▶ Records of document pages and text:
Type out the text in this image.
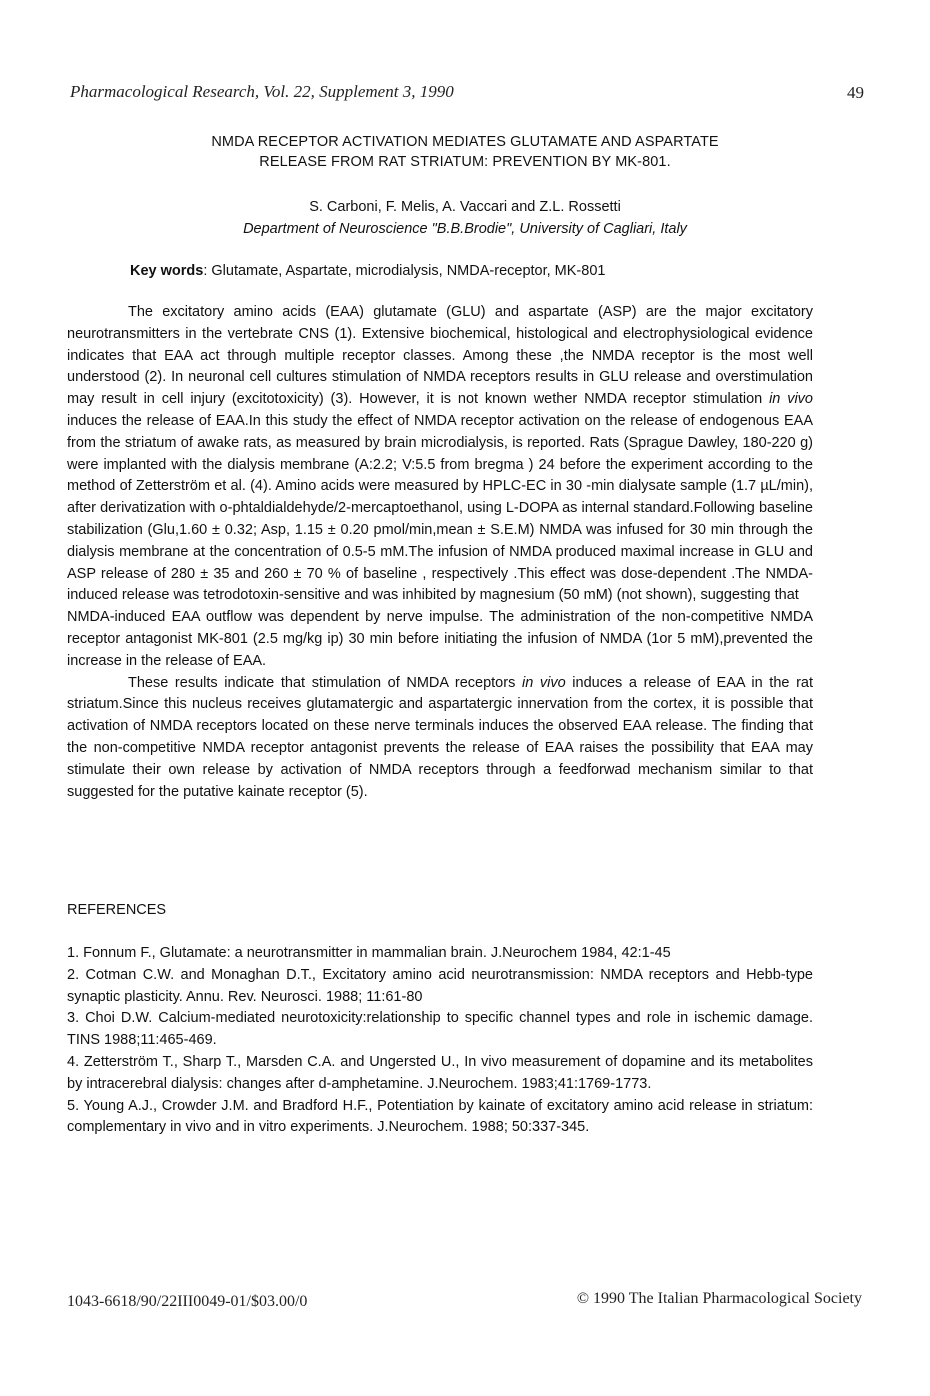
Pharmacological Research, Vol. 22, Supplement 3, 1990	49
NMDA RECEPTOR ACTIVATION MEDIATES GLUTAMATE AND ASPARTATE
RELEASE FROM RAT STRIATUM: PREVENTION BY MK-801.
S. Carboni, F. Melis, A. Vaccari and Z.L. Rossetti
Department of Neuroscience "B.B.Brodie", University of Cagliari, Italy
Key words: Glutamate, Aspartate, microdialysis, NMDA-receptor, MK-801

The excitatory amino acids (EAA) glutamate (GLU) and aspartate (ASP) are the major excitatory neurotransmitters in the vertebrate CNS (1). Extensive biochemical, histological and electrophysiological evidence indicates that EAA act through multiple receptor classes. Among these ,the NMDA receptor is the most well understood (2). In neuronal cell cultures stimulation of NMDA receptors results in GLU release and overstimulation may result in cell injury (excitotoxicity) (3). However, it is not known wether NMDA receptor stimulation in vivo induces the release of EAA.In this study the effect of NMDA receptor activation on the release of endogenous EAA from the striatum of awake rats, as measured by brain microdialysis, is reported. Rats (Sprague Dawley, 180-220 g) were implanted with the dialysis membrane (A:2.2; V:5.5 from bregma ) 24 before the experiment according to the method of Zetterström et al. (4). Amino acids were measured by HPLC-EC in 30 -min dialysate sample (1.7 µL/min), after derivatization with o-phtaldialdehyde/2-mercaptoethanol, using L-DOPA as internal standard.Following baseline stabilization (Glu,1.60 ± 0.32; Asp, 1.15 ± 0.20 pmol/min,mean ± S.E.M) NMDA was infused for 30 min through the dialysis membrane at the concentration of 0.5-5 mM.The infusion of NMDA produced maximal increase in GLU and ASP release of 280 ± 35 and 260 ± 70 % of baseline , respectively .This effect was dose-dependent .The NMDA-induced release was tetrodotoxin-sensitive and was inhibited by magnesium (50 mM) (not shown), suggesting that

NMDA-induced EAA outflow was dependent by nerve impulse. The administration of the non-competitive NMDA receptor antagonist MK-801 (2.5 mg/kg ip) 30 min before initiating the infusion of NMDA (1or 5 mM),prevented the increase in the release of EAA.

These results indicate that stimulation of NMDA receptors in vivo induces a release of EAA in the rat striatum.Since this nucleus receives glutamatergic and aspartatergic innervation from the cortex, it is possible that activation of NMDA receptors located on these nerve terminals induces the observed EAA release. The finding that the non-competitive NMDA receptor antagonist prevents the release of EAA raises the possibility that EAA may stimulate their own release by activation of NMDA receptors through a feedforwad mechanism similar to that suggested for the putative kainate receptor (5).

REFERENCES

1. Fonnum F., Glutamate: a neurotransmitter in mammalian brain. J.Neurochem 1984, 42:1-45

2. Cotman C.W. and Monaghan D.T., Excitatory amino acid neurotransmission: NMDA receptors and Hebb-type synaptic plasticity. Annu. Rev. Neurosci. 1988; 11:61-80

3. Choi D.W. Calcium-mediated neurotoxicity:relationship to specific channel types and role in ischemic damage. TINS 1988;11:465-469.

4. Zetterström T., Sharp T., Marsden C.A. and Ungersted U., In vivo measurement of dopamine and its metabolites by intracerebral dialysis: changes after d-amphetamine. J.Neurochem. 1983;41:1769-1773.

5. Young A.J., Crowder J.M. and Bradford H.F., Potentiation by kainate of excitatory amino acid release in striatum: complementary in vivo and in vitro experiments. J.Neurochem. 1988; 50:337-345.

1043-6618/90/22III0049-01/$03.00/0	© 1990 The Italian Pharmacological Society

--

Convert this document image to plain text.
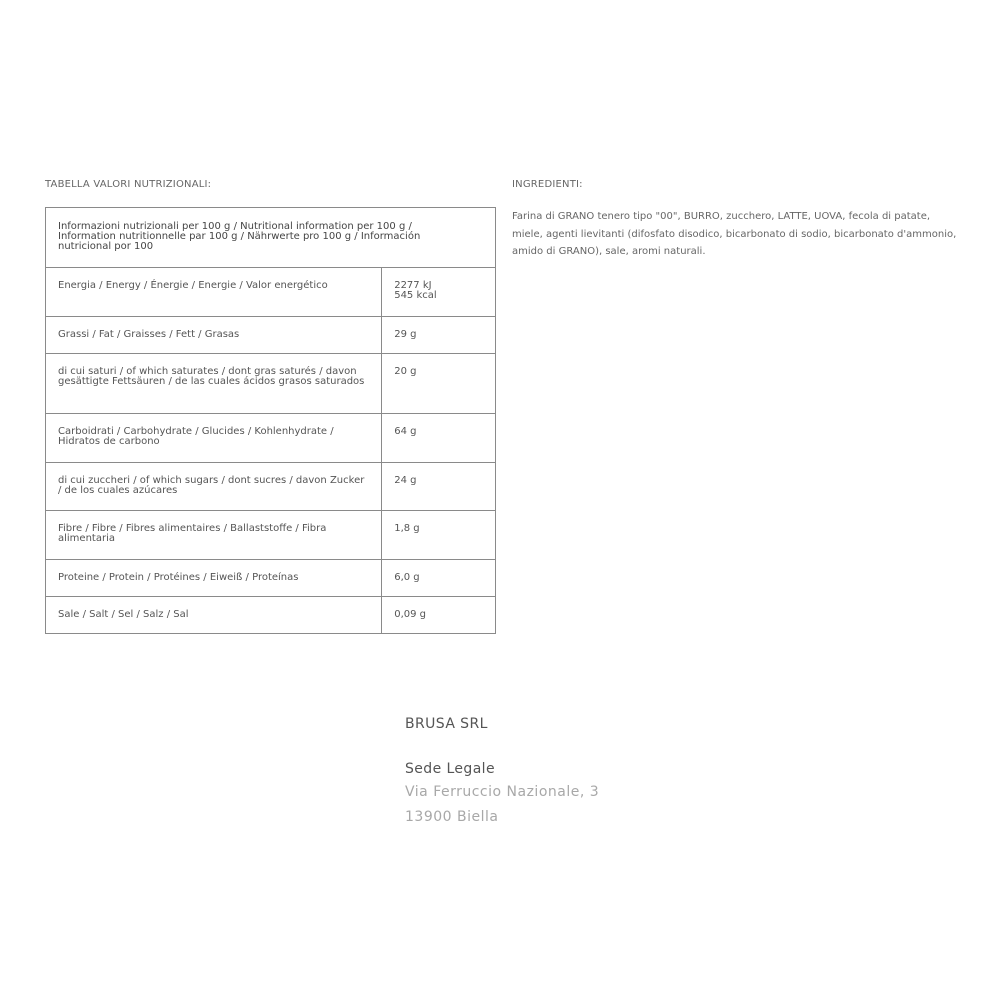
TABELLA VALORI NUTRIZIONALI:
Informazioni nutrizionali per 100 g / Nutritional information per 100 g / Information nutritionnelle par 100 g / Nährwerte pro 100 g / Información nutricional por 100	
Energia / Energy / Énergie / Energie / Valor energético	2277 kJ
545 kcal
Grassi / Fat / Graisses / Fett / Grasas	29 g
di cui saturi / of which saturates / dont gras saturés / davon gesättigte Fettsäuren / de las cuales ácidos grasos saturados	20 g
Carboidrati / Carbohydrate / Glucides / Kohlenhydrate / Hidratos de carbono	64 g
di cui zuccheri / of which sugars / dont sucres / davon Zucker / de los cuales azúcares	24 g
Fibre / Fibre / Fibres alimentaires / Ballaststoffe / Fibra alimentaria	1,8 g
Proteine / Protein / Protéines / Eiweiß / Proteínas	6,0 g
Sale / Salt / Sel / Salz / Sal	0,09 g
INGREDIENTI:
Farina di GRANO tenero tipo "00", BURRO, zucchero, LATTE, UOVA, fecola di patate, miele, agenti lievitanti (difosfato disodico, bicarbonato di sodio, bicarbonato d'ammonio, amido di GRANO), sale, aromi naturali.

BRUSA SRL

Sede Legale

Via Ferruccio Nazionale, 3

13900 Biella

▶ Exercise: For each line of the entries that contains the word "dont", make a copy.

▶ Written answer:
di cui saturi / of which saturates / dont gras saturés / davon gesättigte Fettsäuren / de las cuales ácidos grasos saturados	20 g
di cui zuccheri / of which sugars / dont sucres / davon Zucker / de los cuales azúcares	24 g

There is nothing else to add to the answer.